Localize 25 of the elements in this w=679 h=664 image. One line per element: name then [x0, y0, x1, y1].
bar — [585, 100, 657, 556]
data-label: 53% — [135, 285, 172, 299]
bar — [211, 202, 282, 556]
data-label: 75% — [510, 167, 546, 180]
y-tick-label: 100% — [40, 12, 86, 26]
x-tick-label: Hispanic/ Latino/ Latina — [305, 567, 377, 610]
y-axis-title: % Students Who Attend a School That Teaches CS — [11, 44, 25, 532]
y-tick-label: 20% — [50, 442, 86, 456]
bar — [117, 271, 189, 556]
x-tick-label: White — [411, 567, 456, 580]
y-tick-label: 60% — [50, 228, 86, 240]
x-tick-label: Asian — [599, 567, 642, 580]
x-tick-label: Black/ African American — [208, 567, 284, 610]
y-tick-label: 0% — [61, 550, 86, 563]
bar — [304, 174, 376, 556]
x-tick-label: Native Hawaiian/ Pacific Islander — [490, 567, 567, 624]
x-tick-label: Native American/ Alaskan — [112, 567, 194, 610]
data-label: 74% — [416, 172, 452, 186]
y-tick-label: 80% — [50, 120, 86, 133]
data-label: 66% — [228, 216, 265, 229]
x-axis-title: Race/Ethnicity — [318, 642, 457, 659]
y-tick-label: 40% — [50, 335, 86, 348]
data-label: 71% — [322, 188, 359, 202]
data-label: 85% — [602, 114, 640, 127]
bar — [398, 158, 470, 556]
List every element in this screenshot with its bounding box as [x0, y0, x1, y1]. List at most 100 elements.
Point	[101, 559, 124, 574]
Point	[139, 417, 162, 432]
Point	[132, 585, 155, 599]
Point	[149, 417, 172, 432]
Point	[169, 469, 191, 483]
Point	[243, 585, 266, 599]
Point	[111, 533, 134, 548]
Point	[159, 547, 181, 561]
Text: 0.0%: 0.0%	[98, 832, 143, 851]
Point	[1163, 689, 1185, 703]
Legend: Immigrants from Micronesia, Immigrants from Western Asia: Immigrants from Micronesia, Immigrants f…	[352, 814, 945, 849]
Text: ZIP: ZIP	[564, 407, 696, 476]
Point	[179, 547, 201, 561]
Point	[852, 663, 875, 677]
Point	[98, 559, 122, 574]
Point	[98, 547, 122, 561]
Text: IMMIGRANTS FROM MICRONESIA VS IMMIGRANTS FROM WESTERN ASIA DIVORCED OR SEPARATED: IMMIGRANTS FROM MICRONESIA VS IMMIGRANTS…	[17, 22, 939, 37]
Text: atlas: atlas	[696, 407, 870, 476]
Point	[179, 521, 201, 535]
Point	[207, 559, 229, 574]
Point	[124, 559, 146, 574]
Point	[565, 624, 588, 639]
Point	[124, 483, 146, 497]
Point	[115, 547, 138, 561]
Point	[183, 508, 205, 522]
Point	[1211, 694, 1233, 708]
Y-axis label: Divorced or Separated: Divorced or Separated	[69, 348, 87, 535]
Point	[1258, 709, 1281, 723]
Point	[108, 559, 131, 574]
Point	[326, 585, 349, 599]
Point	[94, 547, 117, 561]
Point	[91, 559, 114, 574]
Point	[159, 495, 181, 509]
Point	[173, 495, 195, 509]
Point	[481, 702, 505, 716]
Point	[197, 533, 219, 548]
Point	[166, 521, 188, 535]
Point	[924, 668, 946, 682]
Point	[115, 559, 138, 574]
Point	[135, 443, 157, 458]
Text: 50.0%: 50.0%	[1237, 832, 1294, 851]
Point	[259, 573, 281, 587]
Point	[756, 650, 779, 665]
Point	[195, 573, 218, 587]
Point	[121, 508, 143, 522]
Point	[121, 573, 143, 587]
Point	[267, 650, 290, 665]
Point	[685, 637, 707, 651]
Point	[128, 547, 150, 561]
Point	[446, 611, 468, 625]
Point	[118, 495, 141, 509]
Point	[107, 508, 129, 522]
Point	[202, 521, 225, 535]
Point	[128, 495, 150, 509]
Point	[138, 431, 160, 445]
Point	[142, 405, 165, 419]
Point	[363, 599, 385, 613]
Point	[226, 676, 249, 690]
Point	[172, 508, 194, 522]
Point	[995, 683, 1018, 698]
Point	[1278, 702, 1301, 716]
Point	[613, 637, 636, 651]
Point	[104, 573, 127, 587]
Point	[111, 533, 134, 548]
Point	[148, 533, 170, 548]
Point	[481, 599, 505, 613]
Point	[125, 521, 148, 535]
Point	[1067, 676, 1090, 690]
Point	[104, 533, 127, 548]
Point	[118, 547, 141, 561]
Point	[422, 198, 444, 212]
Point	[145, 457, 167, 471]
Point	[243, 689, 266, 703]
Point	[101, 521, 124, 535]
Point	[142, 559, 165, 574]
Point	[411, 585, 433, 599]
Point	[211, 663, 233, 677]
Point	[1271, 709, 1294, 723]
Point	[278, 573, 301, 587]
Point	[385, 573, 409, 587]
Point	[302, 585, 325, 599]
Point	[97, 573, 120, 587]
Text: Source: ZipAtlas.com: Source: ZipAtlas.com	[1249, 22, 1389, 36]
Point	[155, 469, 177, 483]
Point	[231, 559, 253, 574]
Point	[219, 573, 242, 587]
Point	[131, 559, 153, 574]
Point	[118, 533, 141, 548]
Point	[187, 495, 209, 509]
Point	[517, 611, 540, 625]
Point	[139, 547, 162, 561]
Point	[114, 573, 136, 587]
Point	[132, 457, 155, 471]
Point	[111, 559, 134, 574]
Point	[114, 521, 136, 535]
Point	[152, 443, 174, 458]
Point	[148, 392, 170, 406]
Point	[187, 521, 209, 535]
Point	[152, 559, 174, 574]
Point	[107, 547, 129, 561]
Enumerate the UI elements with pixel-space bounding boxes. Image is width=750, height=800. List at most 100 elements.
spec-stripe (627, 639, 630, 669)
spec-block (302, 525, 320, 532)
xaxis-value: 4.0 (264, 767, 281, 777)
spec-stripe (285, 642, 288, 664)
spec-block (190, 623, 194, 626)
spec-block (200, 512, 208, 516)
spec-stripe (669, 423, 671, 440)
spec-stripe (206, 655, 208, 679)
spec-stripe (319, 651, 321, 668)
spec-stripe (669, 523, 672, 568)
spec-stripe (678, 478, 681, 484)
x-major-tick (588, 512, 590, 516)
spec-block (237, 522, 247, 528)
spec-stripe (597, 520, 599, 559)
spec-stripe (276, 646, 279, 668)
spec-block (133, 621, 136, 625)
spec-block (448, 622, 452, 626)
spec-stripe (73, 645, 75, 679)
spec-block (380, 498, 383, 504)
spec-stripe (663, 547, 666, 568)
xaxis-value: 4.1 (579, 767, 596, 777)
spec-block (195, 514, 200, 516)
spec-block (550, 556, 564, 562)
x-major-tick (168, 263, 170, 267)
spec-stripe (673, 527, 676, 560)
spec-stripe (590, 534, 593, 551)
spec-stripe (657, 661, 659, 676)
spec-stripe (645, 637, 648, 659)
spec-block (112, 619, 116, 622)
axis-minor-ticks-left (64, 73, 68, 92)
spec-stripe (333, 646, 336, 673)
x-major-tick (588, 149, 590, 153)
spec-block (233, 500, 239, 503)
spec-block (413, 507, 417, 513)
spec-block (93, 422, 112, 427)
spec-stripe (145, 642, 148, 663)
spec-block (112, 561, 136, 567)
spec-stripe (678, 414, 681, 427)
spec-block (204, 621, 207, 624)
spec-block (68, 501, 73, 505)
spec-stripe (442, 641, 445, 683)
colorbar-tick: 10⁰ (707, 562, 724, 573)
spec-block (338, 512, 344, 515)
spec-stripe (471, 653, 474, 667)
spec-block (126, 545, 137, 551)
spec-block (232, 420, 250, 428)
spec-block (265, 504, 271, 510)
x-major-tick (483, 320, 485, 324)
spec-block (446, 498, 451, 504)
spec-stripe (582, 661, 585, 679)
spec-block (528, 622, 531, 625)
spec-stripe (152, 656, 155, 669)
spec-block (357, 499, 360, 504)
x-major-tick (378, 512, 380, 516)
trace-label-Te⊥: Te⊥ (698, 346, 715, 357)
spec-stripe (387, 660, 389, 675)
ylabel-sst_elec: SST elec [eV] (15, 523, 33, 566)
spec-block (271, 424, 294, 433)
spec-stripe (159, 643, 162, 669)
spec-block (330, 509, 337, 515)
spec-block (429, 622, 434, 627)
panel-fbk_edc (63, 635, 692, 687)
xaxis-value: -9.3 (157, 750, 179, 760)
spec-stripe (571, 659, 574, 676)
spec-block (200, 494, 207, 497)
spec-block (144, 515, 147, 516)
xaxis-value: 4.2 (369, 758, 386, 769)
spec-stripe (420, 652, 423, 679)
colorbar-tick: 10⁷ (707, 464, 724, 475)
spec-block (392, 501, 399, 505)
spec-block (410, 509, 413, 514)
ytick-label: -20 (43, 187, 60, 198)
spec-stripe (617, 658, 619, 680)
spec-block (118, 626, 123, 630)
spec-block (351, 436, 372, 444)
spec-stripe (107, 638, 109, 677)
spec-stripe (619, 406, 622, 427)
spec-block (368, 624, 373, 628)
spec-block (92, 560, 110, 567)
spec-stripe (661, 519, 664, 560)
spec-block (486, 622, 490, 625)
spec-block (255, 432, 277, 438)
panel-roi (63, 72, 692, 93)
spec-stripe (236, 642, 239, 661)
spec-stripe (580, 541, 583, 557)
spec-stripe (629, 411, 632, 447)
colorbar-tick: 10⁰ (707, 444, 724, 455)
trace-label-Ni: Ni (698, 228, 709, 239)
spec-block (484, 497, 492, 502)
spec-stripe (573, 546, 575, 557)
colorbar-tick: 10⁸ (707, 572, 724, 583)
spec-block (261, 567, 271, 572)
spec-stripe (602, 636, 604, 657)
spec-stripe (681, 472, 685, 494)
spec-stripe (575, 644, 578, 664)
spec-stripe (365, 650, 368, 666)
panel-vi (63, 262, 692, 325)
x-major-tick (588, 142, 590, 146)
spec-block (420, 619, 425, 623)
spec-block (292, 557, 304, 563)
++++++++++
* PROBLEM
Reproduce the data from the start of the records through the line that contains "x-tick-label: Native Hawaiian/", switching "bar" to "column" and leaving everything else unchanged.

* PROBLEM SOLUTION
Localize 25 of the elements in this w=679 h=664 image. One line per element: name then [x0, y0, x1, y1].
column — [585, 100, 657, 556]
data-label: 53% — [135, 285, 172, 299]
column — [211, 202, 282, 556]
data-label: 75% — [510, 167, 546, 180]
y-tick-label: 100% — [40, 12, 86, 26]
x-tick-label: Hispanic/ Latino/ Latina — [305, 567, 377, 610]
y-axis-title: % Students Who Attend a School That Teaches CS — [11, 44, 25, 532]
y-tick-label: 20% — [50, 442, 86, 456]
column — [117, 271, 189, 556]
x-tick-label: White — [411, 567, 456, 580]
y-tick-label: 60% — [50, 228, 86, 240]
x-tick-label: Asian — [599, 567, 642, 580]
x-tick-label: Black/ African American — [208, 567, 284, 610]
y-tick-label: 0% — [61, 550, 86, 563]
column — [304, 174, 376, 556]
x-tick-label: Native Hawaiian/ Pacific Islander — [490, 567, 567, 624]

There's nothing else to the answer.